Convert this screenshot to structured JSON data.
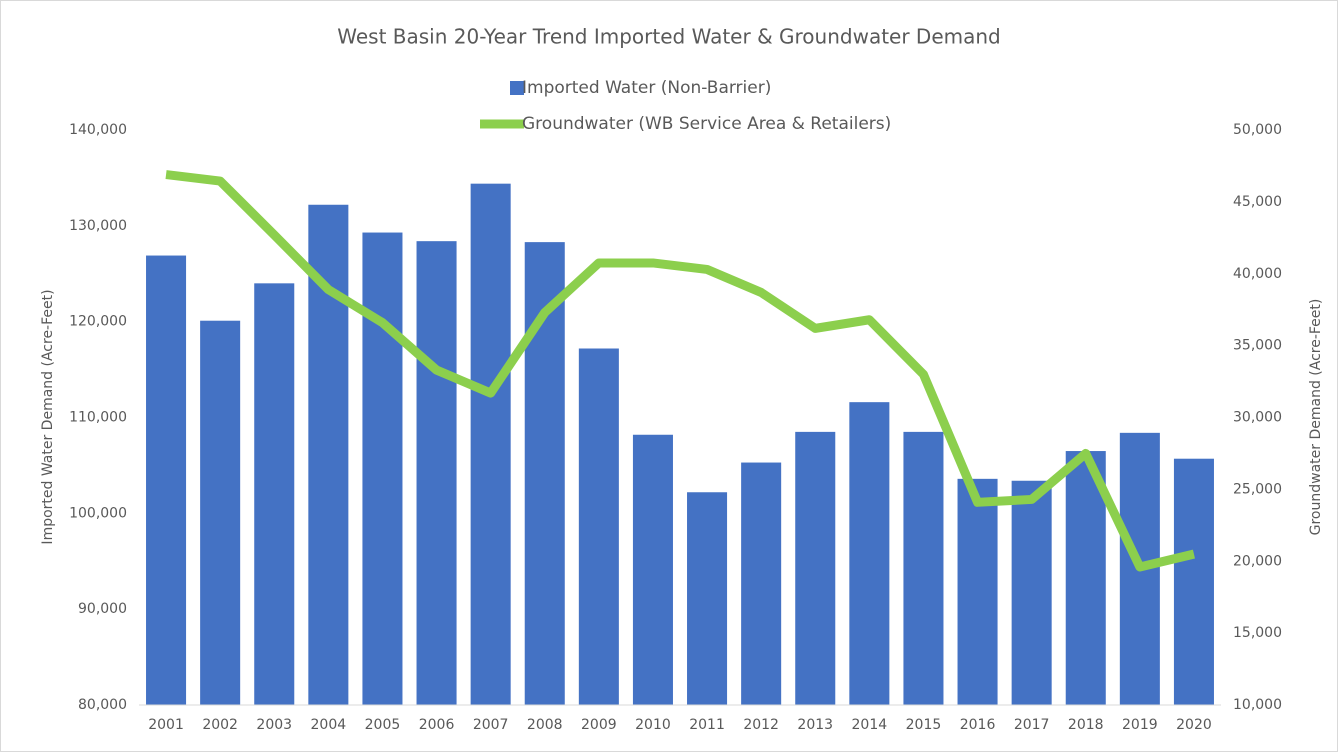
{
  "chart_data": {
    "type": "bar-line",
    "title": "West Basin 20-Year Trend Imported Water & Groundwater Demand",
    "ylabel": "Imported Water Demand (Acre-Feet)",
    "y2label": "Groundwater Demand (Acre-Feet)",
    "categories": [
      "2001",
      "2002",
      "2003",
      "2004",
      "2005",
      "2006",
      "2007",
      "2008",
      "2009",
      "2010",
      "2011",
      "2012",
      "2013",
      "2014",
      "2015",
      "2016",
      "2017",
      "2018",
      "2019",
      "2020"
    ],
    "series": [
      {
        "name": "Imported Water (Non-Barrier)",
        "type": "bar",
        "color": "#4472c4",
        "values": [
          126900,
          120100,
          124000,
          132200,
          129300,
          128400,
          134400,
          128300,
          117200,
          108200,
          102200,
          105300,
          108500,
          111600,
          108500,
          103600,
          103400,
          106500,
          108400,
          105700
        ]
      },
      {
        "name": "Groundwater (WB Service Area & Retailers)",
        "type": "line",
        "axis": "y2",
        "color": "#8ccf4d",
        "values": [
          46900,
          46450,
          42700,
          38900,
          36600,
          33300,
          31700,
          37300,
          40750,
          40750,
          40300,
          38700,
          36200,
          36800,
          33000,
          24100,
          24300,
          27500,
          19600,
          20500
        ]
      }
    ],
    "ylim": [
      80000,
      140000
    ],
    "yticks": [
      {
        "value": 80000,
        "label": "80,000"
      },
      {
        "value": 90000,
        "label": "90,000"
      },
      {
        "value": 100000,
        "label": "100,000"
      },
      {
        "value": 110000,
        "label": "110,000"
      },
      {
        "value": 120000,
        "label": "120,000"
      },
      {
        "value": 130000,
        "label": "130,000"
      },
      {
        "value": 140000,
        "label": "140,000"
      }
    ],
    "y2lim": [
      10000,
      50000
    ],
    "y2ticks": [
      {
        "value": 10000,
        "label": "10,000"
      },
      {
        "value": 15000,
        "label": "15,000"
      },
      {
        "value": 20000,
        "label": "20,000"
      },
      {
        "value": 25000,
        "label": "25,000"
      },
      {
        "value": 30000,
        "label": "30,000"
      },
      {
        "value": 35000,
        "label": "35,000"
      },
      {
        "value": 40000,
        "label": "40,000"
      },
      {
        "value": 45000,
        "label": "45,000"
      },
      {
        "value": 50000,
        "label": "50,000"
      }
    ],
    "legend": "top"
  }
}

◇ ◇ ◇ ◇

Without including any picture, repeat the data exactly.

Convert this screenshot to structured JSON data.
{
  "chart_data": {
    "type": "bar-line",
    "title": "West Basin 20-Year Trend Imported Water & Groundwater Demand",
    "ylabel": "Imported Water Demand (Acre-Feet)",
    "y2label": "Groundwater Demand (Acre-Feet)",
    "categories": [
      "2001",
      "2002",
      "2003",
      "2004",
      "2005",
      "2006",
      "2007",
      "2008",
      "2009",
      "2010",
      "2011",
      "2012",
      "2013",
      "2014",
      "2015",
      "2016",
      "2017",
      "2018",
      "2019",
      "2020"
    ],
    "series": [
      {
        "name": "Imported Water (Non-Barrier)",
        "type": "bar",
        "color": "#4472c4",
        "values": [
          126900,
          120100,
          124000,
          132200,
          129300,
          128400,
          134400,
          128300,
          117200,
          108200,
          102200,
          105300,
          108500,
          111600,
          108500,
          103600,
          103400,
          106500,
          108400,
          105700
        ]
      },
      {
        "name": "Groundwater (WB Service Area & Retailers)",
        "type": "line",
        "axis": "y2",
        "color": "#8ccf4d",
        "values": [
          46900,
          46450,
          42700,
          38900,
          36600,
          33300,
          31700,
          37300,
          40750,
          40750,
          40300,
          38700,
          36200,
          36800,
          33000,
          24100,
          24300,
          27500,
          19600,
          20500
        ]
      }
    ],
    "ylim": [
      80000,
      140000
    ],
    "yticks": [
      {
        "value": 80000,
        "label": "80,000"
      },
      {
        "value": 90000,
        "label": "90,000"
      },
      {
        "value": 100000,
        "label": "100,000"
      },
      {
        "value": 110000,
        "label": "110,000"
      },
      {
        "value": 120000,
        "label": "120,000"
      },
      {
        "value": 130000,
        "label": "130,000"
      },
      {
        "value": 140000,
        "label": "140,000"
      }
    ],
    "y2lim": [
      10000,
      50000
    ],
    "y2ticks": [
      {
        "value": 10000,
        "label": "10,000"
      },
      {
        "value": 15000,
        "label": "15,000"
      },
      {
        "value": 20000,
        "label": "20,000"
      },
      {
        "value": 25000,
        "label": "25,000"
      },
      {
        "value": 30000,
        "label": "30,000"
      },
      {
        "value": 35000,
        "label": "35,000"
      },
      {
        "value": 40000,
        "label": "40,000"
      },
      {
        "value": 45000,
        "label": "45,000"
      },
      {
        "value": 50000,
        "label": "50,000"
      }
    ],
    "legend": "top"
  }
}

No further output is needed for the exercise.